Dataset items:
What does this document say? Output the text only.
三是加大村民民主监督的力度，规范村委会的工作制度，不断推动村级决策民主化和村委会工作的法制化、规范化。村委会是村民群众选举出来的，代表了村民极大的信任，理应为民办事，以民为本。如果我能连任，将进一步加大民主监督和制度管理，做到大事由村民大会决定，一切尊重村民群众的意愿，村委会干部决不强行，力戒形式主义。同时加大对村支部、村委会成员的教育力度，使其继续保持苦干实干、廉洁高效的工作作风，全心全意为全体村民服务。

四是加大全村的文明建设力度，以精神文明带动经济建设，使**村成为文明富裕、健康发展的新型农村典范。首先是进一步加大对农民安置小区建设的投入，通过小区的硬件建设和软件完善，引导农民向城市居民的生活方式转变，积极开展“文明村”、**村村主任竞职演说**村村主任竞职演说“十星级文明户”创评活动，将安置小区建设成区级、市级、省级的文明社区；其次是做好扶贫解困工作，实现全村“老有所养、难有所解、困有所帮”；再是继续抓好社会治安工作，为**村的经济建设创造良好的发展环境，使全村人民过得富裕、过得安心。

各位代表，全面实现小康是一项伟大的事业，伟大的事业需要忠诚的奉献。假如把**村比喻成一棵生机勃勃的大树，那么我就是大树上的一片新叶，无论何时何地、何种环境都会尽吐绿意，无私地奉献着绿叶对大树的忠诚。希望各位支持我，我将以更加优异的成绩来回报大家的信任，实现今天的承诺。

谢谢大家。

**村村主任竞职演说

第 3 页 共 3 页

> **Your instructions**
Identify each line in the records above containing the word "村村主任竞职演说"; copy those lines.

> **Written solution**
四是加大全村的文明建设力度，以精神文明带动经济建设，使**村成为文明富裕、健康发展的新型农村典范。首先是进一步加大对农民安置小区建设的投入，通过小区的硬件建设和软件完善，引导农民向城市居民的生活方式转变，积极开展“文明村”、**村村主任竞职演说**村村主任竞职演说“十星级文明户”创评活动，将安置小区建设成区级、市级、省级的文明社区；其次是做好扶贫解困工作，实现全村“老有所养、难有所解、困有所帮”；再是继续抓好社会治安工作，为**村的经济建设创造良好的发展环境，使全村人民过得富裕、过得安心。
**村村主任竞职演说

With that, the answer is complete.